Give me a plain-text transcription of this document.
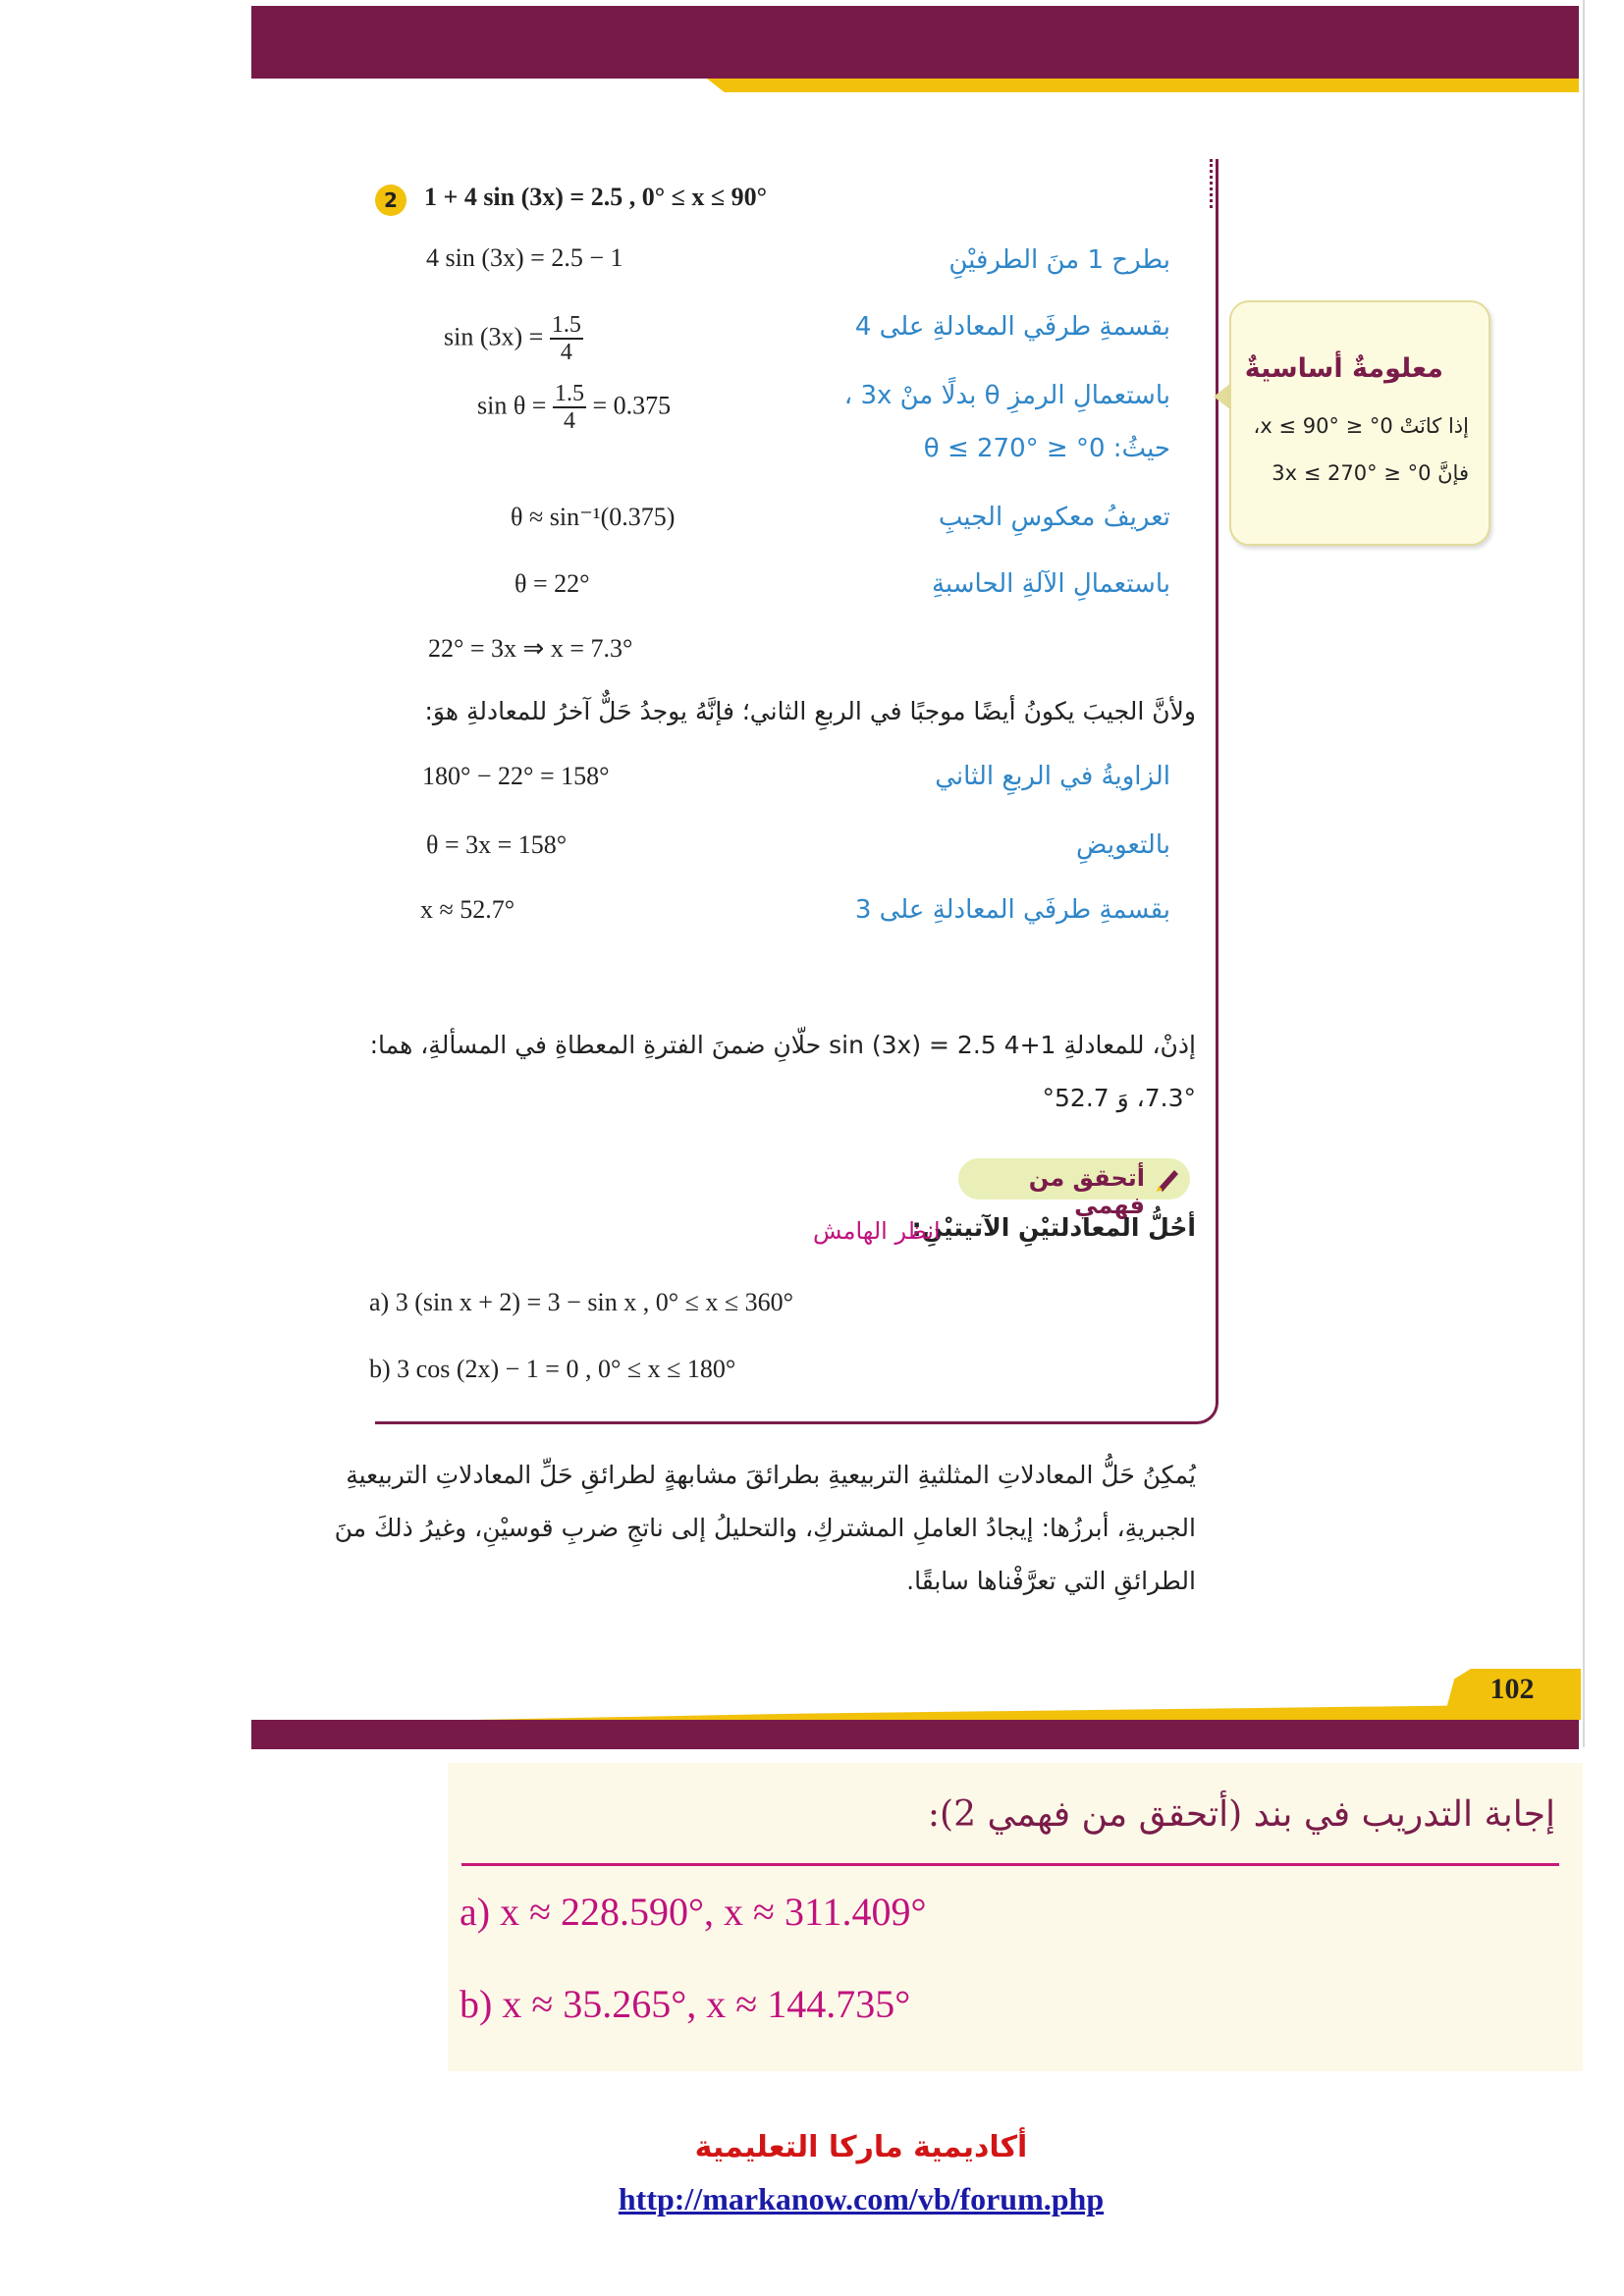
2	1 + 4 sin (3x) = 2.5 , 0° ≤ x ≤ 90°
4 sin (3x) = 2.5 − 1	بطرح 1 منَ الطرفيْنِ
$\sin (3x) = \frac{1.5}{4}$	بقسمةِ طرفَي المعادلةِ على 4
$\sin \theta = \frac{1.5}{4} = 0.375$	باستعمالِ الرمزِ θ بدلًا منْ 3x ،
حيثُ: 0° ≤ θ ≤ 270°
θ ≈ sin⁻¹(0.375)	تعريفُ معكوسِ الجيبِ
θ = 22°	باستعمالِ الآلةِ الحاسبةِ
22° = 3x ⇒ x = 7.3°
ولأنَّ الجيبَ يكونُ أيضًا موجبًا في الربعِ الثاني؛ فإنَّهُ يوجدُ حَلٌّ آخرُ للمعادلةِ هوَ:
180° − 22° = 158°	الزاويةُ في الربعِ الثاني
θ = 3x = 158°	بالتعويضِ
x ≈ 52.7°	بقسمةِ طرفَي المعادلةِ على 3
إذنْ، للمعادلةِ 1+4 sin (3x) = 2.5 حلّانِ ضمنَ الفترةِ المعطاةِ في المسألةِ، هما:
7.3°، وَ 52.7°
معلومةٌ أساسيةٌ
إذا كانَتْ 0° ≤ x ≤ 90°،
فإنَّ 0° ≤ 3x ≤ 270°
أتحقق من فهمي
أحُلُّ المعادلتيْنِ الآتيتيْنِ:
انظر الهامش
a) 3 (sin x + 2) = 3 − sin x , 0° ≤ x ≤ 360°
b) 3 cos (2x) − 1 = 0 , 0° ≤ x ≤ 180°
يُمكِنُ حَلُّ المعادلاتِ المثلثيةِ التربيعيةِ بطرائقَ مشابهةٍ لطرائقِ حَلِّ المعادلاتِ التربيعيةِ
الجبريةِ، أبرزُها: إيجادُ العاملِ المشتركِ، والتحليلُ إلى ناتجِ ضربِ قوسيْنِ، وغيرُ ذلكَ منَ
الطرائقِ التي تعرَّفْناها سابقًا.
102
إجابة التدريب في بند (أتحقق من فهمي 2):
a) x ≈ 228.590°, x ≈ 311.409°
b) x ≈ 35.265°, x ≈ 144.735°
أكاديمية ماركا التعليمية
http://markanow.com/vb/forum.php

GIVEN PROBLEM: Report only how many lines in the entries contain "الثاني".

WORKED ANSWER: 2